Stored records:
-- Start --

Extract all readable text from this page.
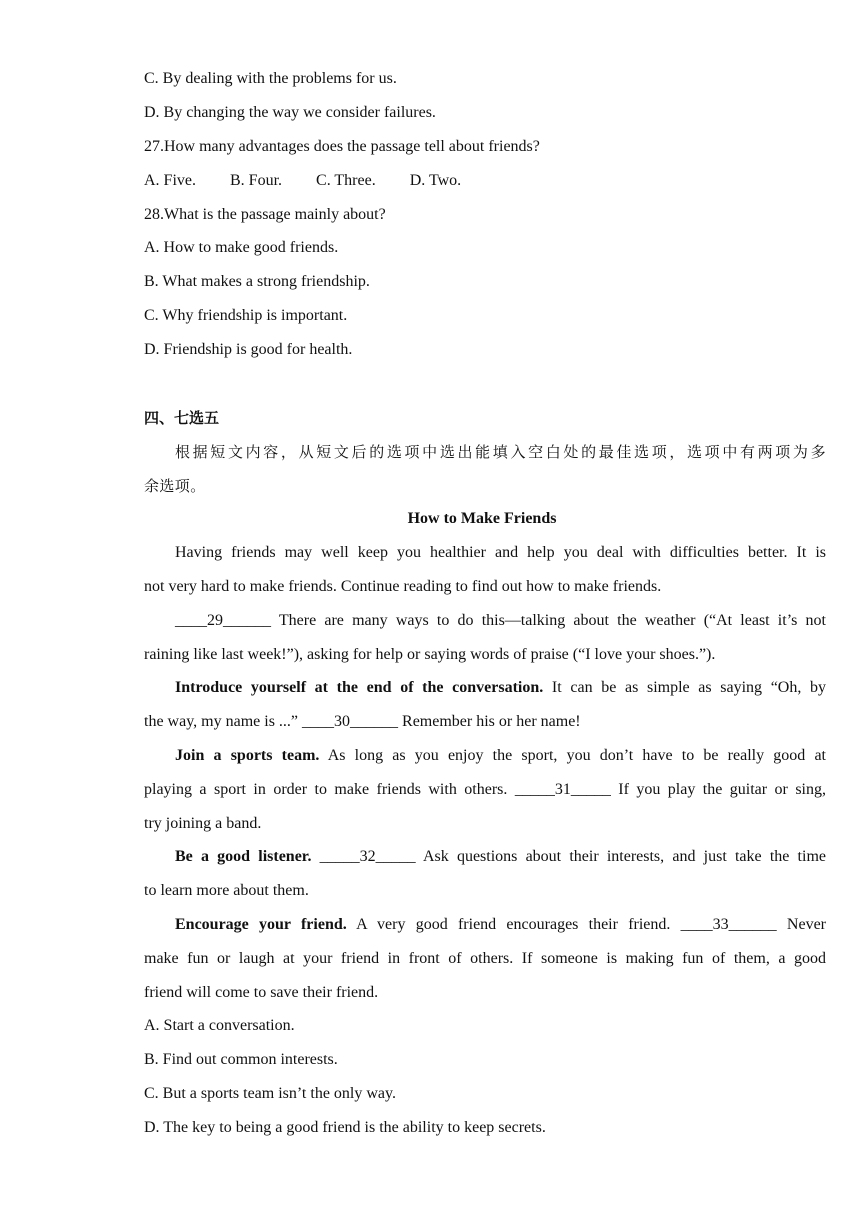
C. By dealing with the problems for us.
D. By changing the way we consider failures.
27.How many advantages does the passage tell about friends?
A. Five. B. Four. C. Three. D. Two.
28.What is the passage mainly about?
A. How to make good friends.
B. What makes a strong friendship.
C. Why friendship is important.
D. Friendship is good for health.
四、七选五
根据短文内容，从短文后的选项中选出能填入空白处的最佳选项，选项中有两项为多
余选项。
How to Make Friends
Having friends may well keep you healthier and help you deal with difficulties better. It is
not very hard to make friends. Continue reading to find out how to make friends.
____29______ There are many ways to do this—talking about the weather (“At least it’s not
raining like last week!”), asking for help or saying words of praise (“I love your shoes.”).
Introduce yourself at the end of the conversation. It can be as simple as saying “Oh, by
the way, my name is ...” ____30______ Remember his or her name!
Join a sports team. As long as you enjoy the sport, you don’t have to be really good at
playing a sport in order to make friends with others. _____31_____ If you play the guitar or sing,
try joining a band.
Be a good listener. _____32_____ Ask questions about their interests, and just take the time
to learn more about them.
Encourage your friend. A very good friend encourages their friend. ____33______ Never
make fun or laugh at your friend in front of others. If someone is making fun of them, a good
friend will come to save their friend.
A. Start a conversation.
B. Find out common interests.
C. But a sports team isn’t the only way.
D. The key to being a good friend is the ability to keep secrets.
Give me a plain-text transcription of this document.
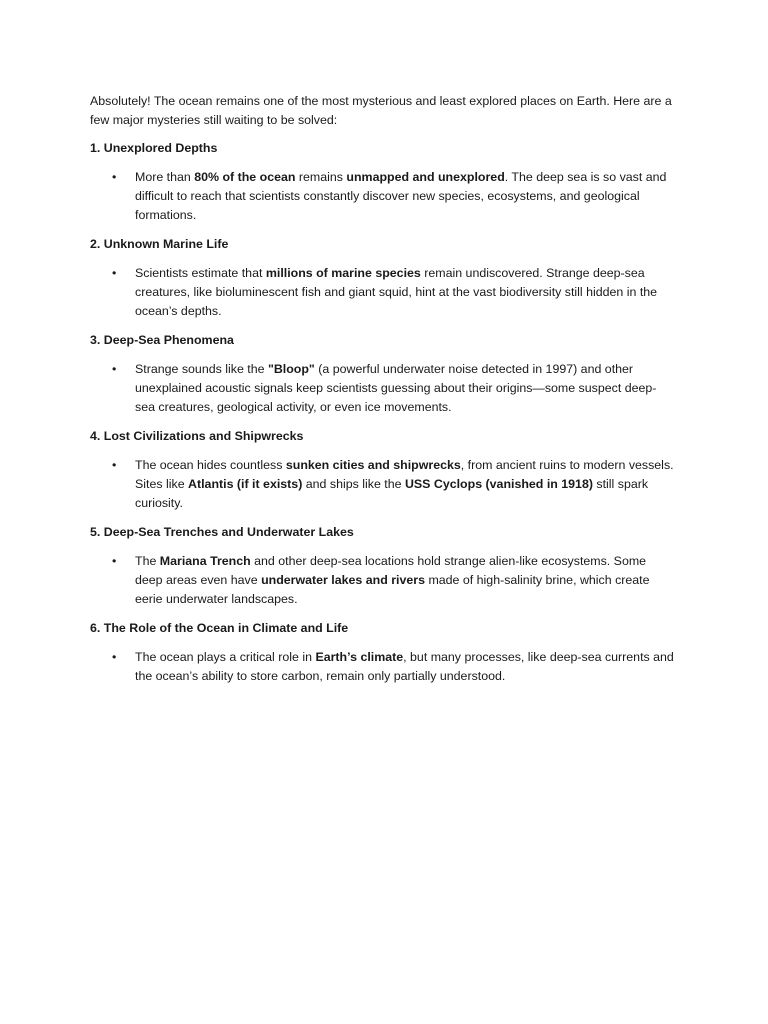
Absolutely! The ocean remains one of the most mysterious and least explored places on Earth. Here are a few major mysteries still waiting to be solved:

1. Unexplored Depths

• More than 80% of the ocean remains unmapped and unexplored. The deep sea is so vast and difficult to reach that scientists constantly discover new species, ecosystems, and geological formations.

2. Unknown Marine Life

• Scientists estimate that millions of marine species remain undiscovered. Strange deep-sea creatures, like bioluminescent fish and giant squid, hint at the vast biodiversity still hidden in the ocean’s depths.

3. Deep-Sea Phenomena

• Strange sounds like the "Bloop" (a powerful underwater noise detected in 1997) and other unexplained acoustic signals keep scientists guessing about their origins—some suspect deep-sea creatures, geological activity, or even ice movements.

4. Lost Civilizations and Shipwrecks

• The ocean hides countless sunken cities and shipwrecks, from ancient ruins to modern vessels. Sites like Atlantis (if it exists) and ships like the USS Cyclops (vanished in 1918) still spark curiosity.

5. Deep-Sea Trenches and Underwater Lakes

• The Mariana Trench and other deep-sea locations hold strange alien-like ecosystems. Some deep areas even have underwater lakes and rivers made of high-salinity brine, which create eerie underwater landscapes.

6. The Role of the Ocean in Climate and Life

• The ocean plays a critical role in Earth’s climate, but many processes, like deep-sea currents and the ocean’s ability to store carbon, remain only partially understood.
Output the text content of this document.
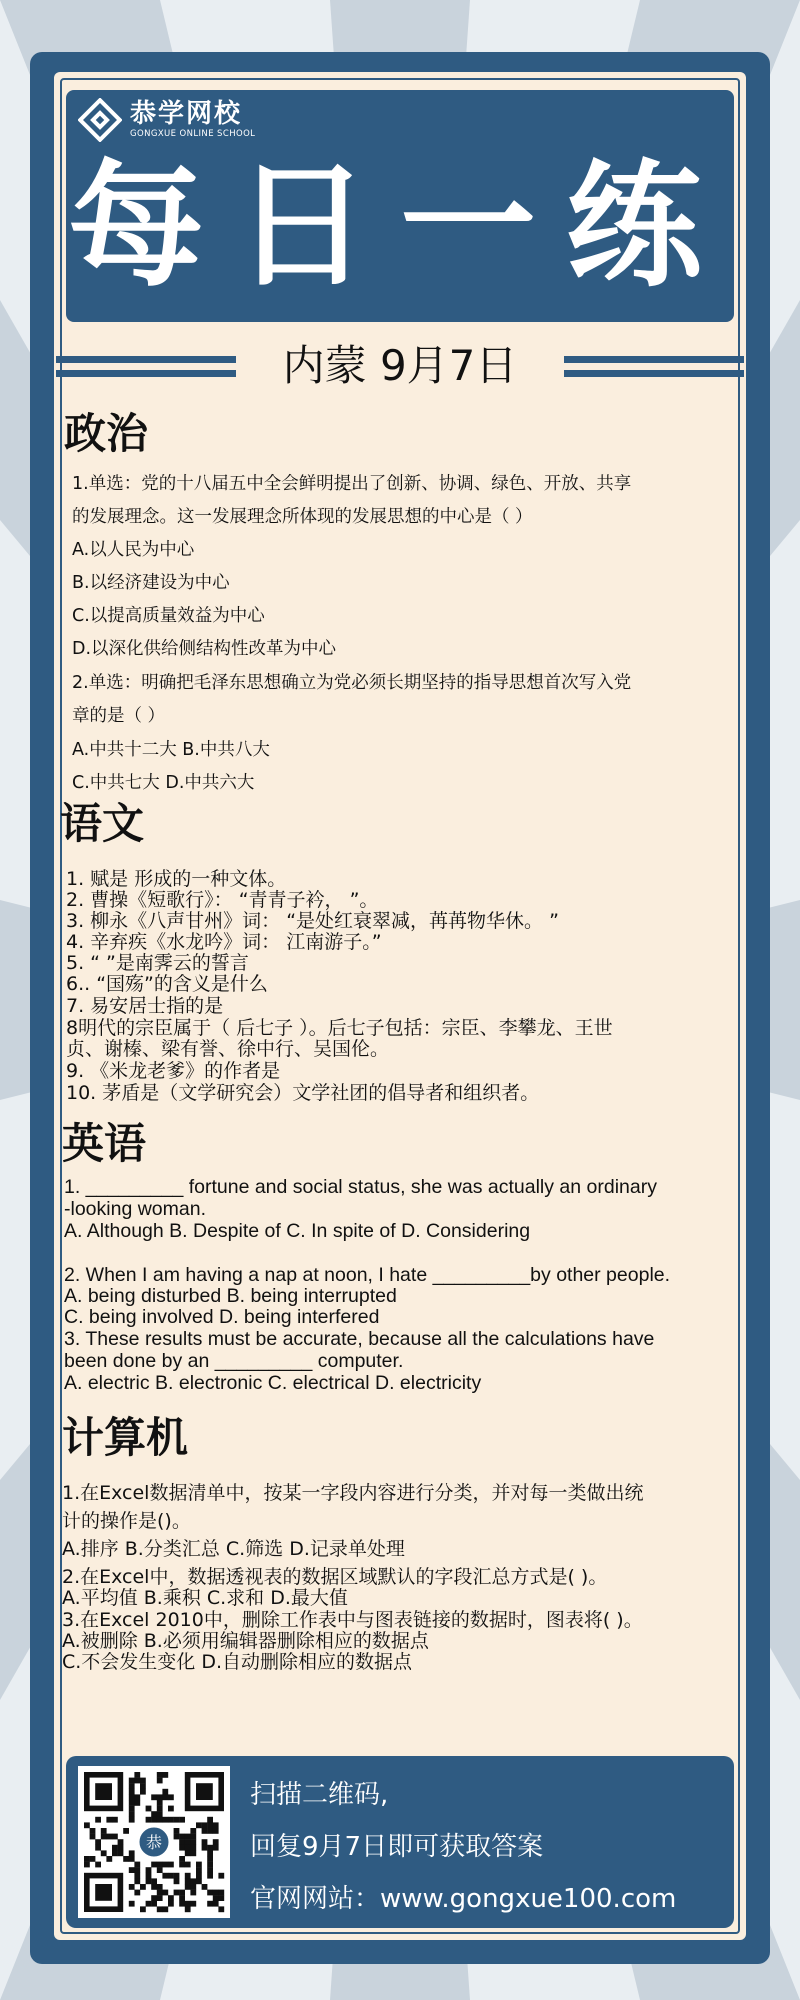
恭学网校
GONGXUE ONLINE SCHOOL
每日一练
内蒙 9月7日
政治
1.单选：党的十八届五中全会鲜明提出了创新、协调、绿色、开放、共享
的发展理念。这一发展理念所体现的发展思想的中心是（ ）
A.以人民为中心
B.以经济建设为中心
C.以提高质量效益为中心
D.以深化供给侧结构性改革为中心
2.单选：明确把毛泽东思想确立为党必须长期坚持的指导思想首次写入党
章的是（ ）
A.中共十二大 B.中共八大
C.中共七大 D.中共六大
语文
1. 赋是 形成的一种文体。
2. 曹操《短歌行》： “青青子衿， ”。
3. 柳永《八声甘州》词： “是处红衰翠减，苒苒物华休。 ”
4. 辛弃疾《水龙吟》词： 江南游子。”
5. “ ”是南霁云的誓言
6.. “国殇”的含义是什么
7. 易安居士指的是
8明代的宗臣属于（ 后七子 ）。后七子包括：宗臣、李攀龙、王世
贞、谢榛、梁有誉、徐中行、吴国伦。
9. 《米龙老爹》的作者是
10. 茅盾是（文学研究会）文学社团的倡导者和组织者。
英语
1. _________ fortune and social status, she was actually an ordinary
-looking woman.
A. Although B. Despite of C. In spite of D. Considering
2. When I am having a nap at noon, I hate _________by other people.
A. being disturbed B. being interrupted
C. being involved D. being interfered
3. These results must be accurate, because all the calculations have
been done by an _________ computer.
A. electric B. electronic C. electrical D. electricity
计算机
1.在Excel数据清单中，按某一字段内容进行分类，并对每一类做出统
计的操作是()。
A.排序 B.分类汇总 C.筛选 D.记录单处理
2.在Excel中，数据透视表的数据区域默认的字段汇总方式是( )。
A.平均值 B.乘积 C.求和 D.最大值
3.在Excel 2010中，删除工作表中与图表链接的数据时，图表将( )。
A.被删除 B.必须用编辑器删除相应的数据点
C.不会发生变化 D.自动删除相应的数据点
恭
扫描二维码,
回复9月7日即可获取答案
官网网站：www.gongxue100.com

-- End --

Task goal. Reproduce each record from above exactly; pictures do not belong in the copy.

Final result.
Extract all readable text from this page.
C. By dealing with the problems for us.
D. By changing the way we consider failures.
27.How many advantages does the passage tell about friends?
A. Five. B. Four. C. Three. D. Two.
28.What is the passage mainly about?
A. How to make good friends.
B. What makes a strong friendship.
C. Why friendship is important.
D. Friendship is good for health.
四、七选五
根据短文内容，从短文后的选项中选出能填入空白处的最佳选项，选项中有两项为多
余选项。
How to Make Friends
Having friends may well keep you healthier and help you deal with difficulties better. It is
not very hard to make friends. Continue reading to find out how to make friends.
____29______ There are many ways to do this—talking about the weather (“At least it’s not
raining like last week!”), asking for help or saying words of praise (“I love your shoes.”).
Introduce yourself at the end of the conversation. It can be as simple as saying “Oh, by
the way, my name is ...” ____30______ Remember his or her name!
Join a sports team. As long as you enjoy the sport, you don’t have to be really good at
playing a sport in order to make friends with others. _____31_____ If you play the guitar or sing,
try joining a band.
Be a good listener. _____32_____ Ask questions about their interests, and just take the time
to learn more about them.
Encourage your friend. A very good friend encourages their friend. ____33______ Never
make fun or laugh at your friend in front of others. If someone is making fun of them, a good
friend will come to save their friend.
A. Start a conversation.
B. Find out common interests.
C. But a sports team isn’t the only way.
D. The key to being a good friend is the ability to keep secrets.
Give me a plain-text transcription of this document.
Absolutely! The ocean remains one of the most mysterious and least explored places on Earth. Here are a few major mysteries still waiting to be solved:

1. Unexplored Depths

• More than 80% of the ocean remains unmapped and unexplored. The deep sea is so vast and difficult to reach that scientists constantly discover new species, ecosystems, and geological formations.

2. Unknown Marine Life

• Scientists estimate that millions of marine species remain undiscovered. Strange deep-sea creatures, like bioluminescent fish and giant squid, hint at the vast biodiversity still hidden in the ocean’s depths.

3. Deep-Sea Phenomena

• Strange sounds like the "Bloop" (a powerful underwater noise detected in 1997) and other unexplained acoustic signals keep scientists guessing about their origins—some suspect deep-sea creatures, geological activity, or even ice movements.

4. Lost Civilizations and Shipwrecks

• The ocean hides countless sunken cities and shipwrecks, from ancient ruins to modern vessels. Sites like Atlantis (if it exists) and ships like the USS Cyclops (vanished in 1918) still spark curiosity.

5. Deep-Sea Trenches and Underwater Lakes

• The Mariana Trench and other deep-sea locations hold strange alien-like ecosystems. Some deep areas even have underwater lakes and rivers made of high-salinity brine, which create eerie underwater landscapes.

6. The Role of the Ocean in Climate and Life

• The ocean plays a critical role in Earth’s climate, but many processes, like deep-sea currents and the ocean’s ability to store carbon, remain only partially understood.
Output the text content of this document.
恭学网校
GONGXUE ONLINE SCHOOL
每日一练
内蒙 9月7日
政治
1.单选：党的十八届五中全会鲜明提出了创新、协调、绿色、开放、共享
的发展理念。这一发展理念所体现的发展思想的中心是（ ）
A.以人民为中心
B.以经济建设为中心
C.以提高质量效益为中心
D.以深化供给侧结构性改革为中心
2.单选：明确把毛泽东思想确立为党必须长期坚持的指导思想首次写入党
章的是（ ）
A.中共十二大 B.中共八大
C.中共七大 D.中共六大
语文
1. 赋是 形成的一种文体。
2. 曹操《短歌行》： “青青子衿， ”。
3. 柳永《八声甘州》词： “是处红衰翠减，苒苒物华休。 ”
4. 辛弃疾《水龙吟》词： 江南游子。”
5. “ ”是南霁云的誓言
6.. “国殇”的含义是什么
7. 易安居士指的是
8明代的宗臣属于（ 后七子 ）。后七子包括：宗臣、李攀龙、王世
贞、谢榛、梁有誉、徐中行、吴国伦。
9. 《米龙老爹》的作者是
10. 茅盾是（文学研究会）文学社团的倡导者和组织者。
英语
1. _________ fortune and social status, she was actually an ordinary
-looking woman.
A. Although B. Despite of C. In spite of D. Considering
2. When I am having a nap at noon, I hate _________by other people.
A. being disturbed B. being interrupted
C. being involved D. being interfered
3. These results must be accurate, because all the calculations have
been done by an _________ computer.
A. electric B. electronic C. electrical D. electricity
计算机
1.在Excel数据清单中，按某一字段内容进行分类，并对每一类做出统
计的操作是()。
A.排序 B.分类汇总 C.筛选 D.记录单处理
2.在Excel中，数据透视表的数据区域默认的字段汇总方式是( )。
A.平均值 B.乘积 C.求和 D.最大值
3.在Excel 2010中，删除工作表中与图表链接的数据时，图表将( )。
A.被删除 B.必须用编辑器删除相应的数据点
C.不会发生变化 D.自动删除相应的数据点
恭
扫描二维码,
回复9月7日即可获取答案
官网网站：www.gongxue100.com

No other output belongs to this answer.